EXCERPT

Note that the last two inequalities are defined as the null energy condition (NEC). Using Eqs. (7)–(9), one finds the following relationships

$$\begin{aligned} \rho +P_{r}= & {} {\frac{ \left( p- {\dot{H}} {R} ^{2} \right) \left( n-2 \right) }{{R}^{2}}} -{\frac{ 2\alpha \left( {\dot{H}} {R}^{2}-p \right) \left( n-2 \right) \left( Q+ H ^{2}{R}^{2} \right) }{{R}^{4}}}, \end{aligned}$$
(12)
$$\begin{aligned} \rho +P_{t}= & {} {\frac{-{R}^{2} \left( n-2 \right) {\dot{H}} + \left( n-3 \right) Q+p}{{R}^{2}}}+\frac{2\alpha \left( \left( -5+n \right) Q+3\,p \right) Q}{R^4}\nonumber \\&+{\frac{2\alpha \, \left( -{R}^{2} \left( H ^{2} \left( n-2 \right) {R}^{2}+ \left( n-4 \right) Q+2\,p \right) {\dot{H}} + \left( \left( n-3 \right) Q+p \right) H^{2}{R}^{2} \right) }{{R}^{4}}}, \end{aligned}$$
(13)

where a prime and an overdot stand for differentiation with respect to r and t, respectively. From (12) we get at the throat

$$\begin{aligned} \left( \rho + P_r \right) \big |_{r=r_0}= & {} - \left( n-2 \right) \left( {\frac{1-b^{\prime }_0}{2{R}^{2}{{{ r}}_{\textit{0}}}^{2}}}+{\dot{H}} \right) \nonumber \\&\times \,\left( 1+2\,\alpha \,{H}^{2}+{\frac{2\alpha }{{{{ r}}_{\textit{0}}}^{2}{R}^{2}}}\right) . \end{aligned}$$
(14)

which shows that for \(\alpha =0\) and \(H=constant\) the NEC, and consequently the WEC, are violated at the throat, due to the flaring-out condition. In order to satisfy \(\rho + P_r >0\) in GB gravity, one can choose suitable values of H and \(\alpha \) at the wormhole throat.

Cosmological wormholes

We now have three equations, namely, the field equations (7)–(9), with the five unknown functions \(\rho (r,t),P_r(r,t),P_t(r,t),b(r)\) and R(t). Therefore, in order to determine the wormhole geometry, one can adopt several strategies [99,100,101]. Here, we are interested to study evolving wormholes with anisotropic pressures in an inhomogeneous spacetime which merge smoothly to the cosmological background. The wormhole solutions presented in a cosmological background have the interesting property that their Ricci scalar is independent of the radial coordinate r similar to what happens in cosmological settings [102, 103]. In other words, the scalar curvature of the spacetime is a function of time, only. The Ricci scalar corresponding to the metric (5) will play a fundamental role in our analysis which is obtained as

$$\begin{aligned} {\mathcal {R}}(t,r) = \left( n-1 \right) \left( n\, H^2+ 2\, {\dot{H}} \right) +{\frac{ \left( n-2 \right) \left( \left( n-3 \right) Q+2\,p \right) }{ R(t) ^{2}}}. \end{aligned}$$
(15)

SET PROBLEM 1
Reproduce the rows word for word, from the first row through the one that contains "52, 829, 66]".
SET PROBLEM 2
Write the next part of the passage on evolving wormholes in Gauss–Bonnet gravity, picking up right after equation (15).

SUPPLIED DATA
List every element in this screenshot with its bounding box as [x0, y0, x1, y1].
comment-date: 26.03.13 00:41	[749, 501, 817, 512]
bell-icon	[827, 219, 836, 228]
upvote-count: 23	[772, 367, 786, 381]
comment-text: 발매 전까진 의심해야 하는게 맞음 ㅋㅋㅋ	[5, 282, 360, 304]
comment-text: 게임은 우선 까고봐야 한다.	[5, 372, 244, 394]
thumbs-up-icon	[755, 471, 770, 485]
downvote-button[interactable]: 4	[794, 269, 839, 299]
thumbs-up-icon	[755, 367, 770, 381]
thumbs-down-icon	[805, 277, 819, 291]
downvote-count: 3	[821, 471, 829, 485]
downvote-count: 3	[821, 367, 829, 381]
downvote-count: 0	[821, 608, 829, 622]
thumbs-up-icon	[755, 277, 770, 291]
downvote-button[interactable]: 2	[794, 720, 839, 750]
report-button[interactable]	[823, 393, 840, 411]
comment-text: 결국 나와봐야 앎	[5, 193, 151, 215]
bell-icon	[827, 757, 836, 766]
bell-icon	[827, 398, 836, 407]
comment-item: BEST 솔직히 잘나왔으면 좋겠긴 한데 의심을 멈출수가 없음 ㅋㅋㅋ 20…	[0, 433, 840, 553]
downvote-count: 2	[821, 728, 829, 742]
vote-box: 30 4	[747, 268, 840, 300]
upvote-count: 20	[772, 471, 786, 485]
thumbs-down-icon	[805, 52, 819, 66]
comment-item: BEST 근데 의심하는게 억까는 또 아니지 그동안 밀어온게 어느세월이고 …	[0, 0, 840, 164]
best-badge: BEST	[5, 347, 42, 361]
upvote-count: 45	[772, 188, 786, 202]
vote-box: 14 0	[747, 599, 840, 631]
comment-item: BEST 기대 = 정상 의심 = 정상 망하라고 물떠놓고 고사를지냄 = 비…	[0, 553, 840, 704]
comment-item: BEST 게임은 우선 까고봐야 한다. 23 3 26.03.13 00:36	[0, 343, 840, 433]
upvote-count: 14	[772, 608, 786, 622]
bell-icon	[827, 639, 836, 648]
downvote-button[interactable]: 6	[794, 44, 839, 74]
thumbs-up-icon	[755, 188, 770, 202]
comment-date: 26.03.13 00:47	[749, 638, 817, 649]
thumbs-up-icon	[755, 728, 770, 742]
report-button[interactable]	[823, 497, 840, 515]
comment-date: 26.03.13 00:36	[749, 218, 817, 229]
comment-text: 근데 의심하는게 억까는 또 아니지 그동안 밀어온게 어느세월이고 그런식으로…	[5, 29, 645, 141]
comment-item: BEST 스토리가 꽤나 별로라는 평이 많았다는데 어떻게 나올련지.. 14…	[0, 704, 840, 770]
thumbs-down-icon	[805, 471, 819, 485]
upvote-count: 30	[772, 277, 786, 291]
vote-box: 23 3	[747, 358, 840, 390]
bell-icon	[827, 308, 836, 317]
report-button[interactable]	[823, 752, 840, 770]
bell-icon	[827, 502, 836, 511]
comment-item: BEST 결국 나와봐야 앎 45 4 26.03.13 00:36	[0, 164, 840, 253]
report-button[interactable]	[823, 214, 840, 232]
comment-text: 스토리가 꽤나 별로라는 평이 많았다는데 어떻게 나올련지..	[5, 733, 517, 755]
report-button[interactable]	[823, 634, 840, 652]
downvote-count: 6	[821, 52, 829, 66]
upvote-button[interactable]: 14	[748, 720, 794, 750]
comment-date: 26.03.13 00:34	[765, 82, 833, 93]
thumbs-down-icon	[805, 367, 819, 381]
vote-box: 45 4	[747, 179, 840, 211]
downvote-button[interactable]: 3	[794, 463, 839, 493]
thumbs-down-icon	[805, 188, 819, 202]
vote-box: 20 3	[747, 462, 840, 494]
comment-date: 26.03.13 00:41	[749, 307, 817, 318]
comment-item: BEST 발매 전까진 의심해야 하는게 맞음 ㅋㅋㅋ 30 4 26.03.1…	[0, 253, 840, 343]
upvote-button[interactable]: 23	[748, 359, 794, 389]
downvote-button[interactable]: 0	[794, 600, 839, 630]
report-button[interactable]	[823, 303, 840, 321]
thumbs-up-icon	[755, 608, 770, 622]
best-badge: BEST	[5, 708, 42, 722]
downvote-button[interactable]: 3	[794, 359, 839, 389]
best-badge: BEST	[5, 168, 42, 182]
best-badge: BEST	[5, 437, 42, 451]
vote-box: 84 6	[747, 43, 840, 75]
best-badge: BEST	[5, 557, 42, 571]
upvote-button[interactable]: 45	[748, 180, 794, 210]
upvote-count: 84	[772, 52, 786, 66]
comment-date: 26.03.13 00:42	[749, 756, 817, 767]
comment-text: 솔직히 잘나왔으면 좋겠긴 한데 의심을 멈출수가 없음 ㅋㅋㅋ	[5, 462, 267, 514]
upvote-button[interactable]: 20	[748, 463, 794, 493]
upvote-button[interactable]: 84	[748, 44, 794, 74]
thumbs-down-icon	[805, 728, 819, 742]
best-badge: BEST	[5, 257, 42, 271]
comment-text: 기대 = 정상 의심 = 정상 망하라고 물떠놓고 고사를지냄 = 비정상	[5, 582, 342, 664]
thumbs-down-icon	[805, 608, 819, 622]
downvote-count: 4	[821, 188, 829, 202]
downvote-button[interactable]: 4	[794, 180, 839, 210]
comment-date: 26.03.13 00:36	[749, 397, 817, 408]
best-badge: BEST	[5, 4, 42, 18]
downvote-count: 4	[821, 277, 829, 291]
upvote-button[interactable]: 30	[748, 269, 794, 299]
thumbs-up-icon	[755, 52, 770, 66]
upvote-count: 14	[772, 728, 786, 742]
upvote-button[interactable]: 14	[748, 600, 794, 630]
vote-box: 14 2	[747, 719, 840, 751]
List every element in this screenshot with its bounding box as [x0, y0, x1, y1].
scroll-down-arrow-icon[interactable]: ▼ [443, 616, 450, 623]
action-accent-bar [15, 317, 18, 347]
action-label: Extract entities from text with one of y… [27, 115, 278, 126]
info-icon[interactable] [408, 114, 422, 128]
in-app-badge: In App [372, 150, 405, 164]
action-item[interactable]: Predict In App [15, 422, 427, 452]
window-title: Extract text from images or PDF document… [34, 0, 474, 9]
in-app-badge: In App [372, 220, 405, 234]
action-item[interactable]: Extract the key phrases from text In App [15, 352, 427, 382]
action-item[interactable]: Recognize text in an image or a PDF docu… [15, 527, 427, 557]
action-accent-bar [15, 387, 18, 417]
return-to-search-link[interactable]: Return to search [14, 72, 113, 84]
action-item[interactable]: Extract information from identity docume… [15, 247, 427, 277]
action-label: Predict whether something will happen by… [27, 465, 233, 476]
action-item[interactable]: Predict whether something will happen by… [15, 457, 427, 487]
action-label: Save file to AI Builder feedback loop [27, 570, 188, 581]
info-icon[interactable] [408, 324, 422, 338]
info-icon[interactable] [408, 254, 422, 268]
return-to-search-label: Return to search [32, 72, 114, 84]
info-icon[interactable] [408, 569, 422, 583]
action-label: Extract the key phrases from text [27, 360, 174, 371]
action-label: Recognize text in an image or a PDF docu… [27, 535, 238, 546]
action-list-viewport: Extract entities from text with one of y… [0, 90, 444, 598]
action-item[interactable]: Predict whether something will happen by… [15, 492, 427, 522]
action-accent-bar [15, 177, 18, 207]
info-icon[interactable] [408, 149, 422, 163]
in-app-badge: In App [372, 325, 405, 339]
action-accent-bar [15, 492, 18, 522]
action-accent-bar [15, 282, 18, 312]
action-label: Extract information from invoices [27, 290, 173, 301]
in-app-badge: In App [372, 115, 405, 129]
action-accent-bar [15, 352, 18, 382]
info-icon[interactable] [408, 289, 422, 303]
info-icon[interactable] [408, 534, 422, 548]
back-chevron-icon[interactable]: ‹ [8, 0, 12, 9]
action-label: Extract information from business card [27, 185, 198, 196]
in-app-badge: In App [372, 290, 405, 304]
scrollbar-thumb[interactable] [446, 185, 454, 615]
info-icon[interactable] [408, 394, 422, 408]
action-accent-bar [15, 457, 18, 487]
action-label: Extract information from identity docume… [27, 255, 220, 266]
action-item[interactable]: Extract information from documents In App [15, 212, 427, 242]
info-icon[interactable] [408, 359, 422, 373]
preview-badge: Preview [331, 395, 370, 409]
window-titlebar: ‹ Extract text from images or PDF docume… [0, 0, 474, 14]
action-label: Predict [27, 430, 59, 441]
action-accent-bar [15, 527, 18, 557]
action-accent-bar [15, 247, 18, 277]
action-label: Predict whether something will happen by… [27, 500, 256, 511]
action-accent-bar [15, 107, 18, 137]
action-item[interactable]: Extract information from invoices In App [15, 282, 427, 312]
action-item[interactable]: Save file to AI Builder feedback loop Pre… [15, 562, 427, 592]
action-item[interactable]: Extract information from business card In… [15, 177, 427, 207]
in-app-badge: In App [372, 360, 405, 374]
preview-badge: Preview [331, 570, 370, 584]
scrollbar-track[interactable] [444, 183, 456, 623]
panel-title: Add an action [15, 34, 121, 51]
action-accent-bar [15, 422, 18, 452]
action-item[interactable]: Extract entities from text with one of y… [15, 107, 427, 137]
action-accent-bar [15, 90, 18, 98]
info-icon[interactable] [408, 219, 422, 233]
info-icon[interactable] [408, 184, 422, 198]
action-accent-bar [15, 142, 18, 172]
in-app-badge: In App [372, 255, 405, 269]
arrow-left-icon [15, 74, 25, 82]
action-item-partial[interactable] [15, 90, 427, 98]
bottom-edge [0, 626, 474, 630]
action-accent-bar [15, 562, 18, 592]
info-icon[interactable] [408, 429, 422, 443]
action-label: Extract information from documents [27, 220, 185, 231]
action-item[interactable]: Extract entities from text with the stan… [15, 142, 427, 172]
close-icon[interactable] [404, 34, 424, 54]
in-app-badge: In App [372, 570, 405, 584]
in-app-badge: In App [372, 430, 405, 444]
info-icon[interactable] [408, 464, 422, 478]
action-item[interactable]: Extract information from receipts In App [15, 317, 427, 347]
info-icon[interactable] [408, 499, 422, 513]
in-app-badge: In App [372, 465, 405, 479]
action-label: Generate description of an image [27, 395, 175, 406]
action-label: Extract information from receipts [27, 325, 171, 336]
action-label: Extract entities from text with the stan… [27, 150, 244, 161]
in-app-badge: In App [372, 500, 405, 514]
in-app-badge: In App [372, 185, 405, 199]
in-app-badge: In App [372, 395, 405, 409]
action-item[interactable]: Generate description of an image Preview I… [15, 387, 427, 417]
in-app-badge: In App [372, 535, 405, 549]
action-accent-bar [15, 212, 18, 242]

WRITTEN REPLY 1
List every element in this screenshot with its bounding box as [x0, y0, x1, y1].
comment-date: 26.03.13 00:41	[749, 501, 817, 512]
bell-icon	[827, 219, 836, 228]
upvote-count: 23	[772, 367, 786, 381]
comment-text: 발매 전까진 의심해야 하는게 맞음 ㅋㅋㅋ	[5, 282, 360, 304]
comment-text: 게임은 우선 까고봐야 한다.	[5, 372, 244, 394]
thumbs-up-icon	[755, 471, 770, 485]
downvote-button[interactable]: 4	[794, 269, 839, 299]
thumbs-up-icon	[755, 367, 770, 381]
thumbs-down-icon	[805, 277, 819, 291]
downvote-count: 3	[821, 471, 829, 485]
downvote-count: 3	[821, 367, 829, 381]
downvote-count: 0	[821, 608, 829, 622]
thumbs-up-icon	[755, 277, 770, 291]
downvote-button[interactable]: 2	[794, 720, 839, 750]
report-button[interactable]	[823, 393, 840, 411]
comment-text: 결국 나와봐야 앎	[5, 193, 151, 215]
bell-icon	[827, 757, 836, 766]
bell-icon	[827, 398, 836, 407]
comment-item: BEST 솔직히 잘나왔으면 좋겠긴 한데 의심을 멈출수가 없음 ㅋㅋㅋ 20…	[0, 433, 840, 553]
downvote-count: 2	[821, 728, 829, 742]
vote-box: 30 4	[747, 268, 840, 300]
upvote-count: 20	[772, 471, 786, 485]
thumbs-down-icon	[805, 52, 819, 66]
comment-item: BEST 근데 의심하는게 억까는 또 아니지 그동안 밀어온게 어느세월이고 …	[0, 0, 840, 164]
best-badge: BEST	[5, 347, 42, 361]
upvote-count: 45	[772, 188, 786, 202]
vote-box: 14 0	[747, 599, 840, 631]
comment-item: BEST 기대 = 정상 의심 = 정상 망하라고 물떠놓고 고사를지냄 = 비…	[0, 553, 840, 704]
comment-item: BEST 게임은 우선 까고봐야 한다. 23 3 26.03.13 00:36	[0, 343, 840, 433]
upvote-count: 14	[772, 608, 786, 622]
bell-icon	[827, 639, 836, 648]
downvote-button[interactable]: 6	[794, 44, 839, 74]
thumbs-up-icon	[755, 188, 770, 202]
comment-date: 26.03.13 00:47	[749, 638, 817, 649]
thumbs-up-icon	[755, 728, 770, 742]
report-button[interactable]	[823, 497, 840, 515]
comment-date: 26.03.13 00:36	[749, 218, 817, 229]
comment-text: 근데 의심하는게 억까는 또 아니지 그동안 밀어온게 어느세월이고 그런식으로…	[5, 29, 645, 141]
comment-item: BEST 스토리가 꽤나 별로라는 평이 많았다는데 어떻게 나올련지.. 14…	[0, 704, 840, 770]
thumbs-down-icon	[805, 471, 819, 485]
upvote-count: 30	[772, 277, 786, 291]
vote-box: 23 3	[747, 358, 840, 390]
bell-icon	[827, 308, 836, 317]
report-button[interactable]	[823, 752, 840, 770]
bell-icon	[827, 502, 836, 511]
comment-item: BEST 결국 나와봐야 앎 45 4 26.03.13 00:36	[0, 164, 840, 253]
report-button[interactable]	[823, 214, 840, 232]
comment-text: 스토리가 꽤나 별로라는 평이 많았다는데 어떻게 나올련지..	[5, 733, 517, 755]
report-button[interactable]	[823, 634, 840, 652]
downvote-count: 6	[821, 52, 829, 66]

WRITTEN REPLY 2
It can be seen that the second term depends on r coordinate, hence in a cosmological background, condition \({\frac{\partial }{\partial r}}{{\mathcal {R}}} \left( t,r \right) =0 \) leads to the following differential equation

$$\begin{aligned} \left( n-3 \right) {\frac{d}{dr}}Q \left( r \right) +2\,{\frac{d}{dr}}p \left( r \right) =0. \end{aligned}$$
(16)

The above differential equation provides us with the following form for the shape function

$$\begin{aligned} b \left( r \right) ={{ C}_{\textit{1}}}\,{r}^{3}+{ C}_{\textit{2}}\,{r}^{-n+4}, \end{aligned}$$
(17)

where \( C_1\) and \( C_2\) are constants of integration. Notice that, the space slice \(t = const\) of the metric (5) for shape function introduced (with \(C_1=0\)) coincides with the space slice of the n-dimensional extension of the Schwarzschild black hole [104]. Using the condition \(b(r_0)=r_0\) at the throat we get

$$\begin{aligned} b(r)={{ C}_{\textit{1}}}\,{r}^{3}-{{{ r}}_{\textit{0}}}^{n-3} \left( {{ C}_{\textit{1}}}\,{{{ r}}_{\textit{0}}}^{2}-1 \right) {r}^{-n+4 }. \end{aligned}$$
(18)

Also the condition \(b^{\prime }(r_0) < 1\) leads to the following inequality

$$\begin{aligned} { C}_{\textit{1}}<{\frac{n-3}{{{{ r}}_{\textit{0}}}^{2} \left( n-1 \right) }}. \end{aligned}$$
(19)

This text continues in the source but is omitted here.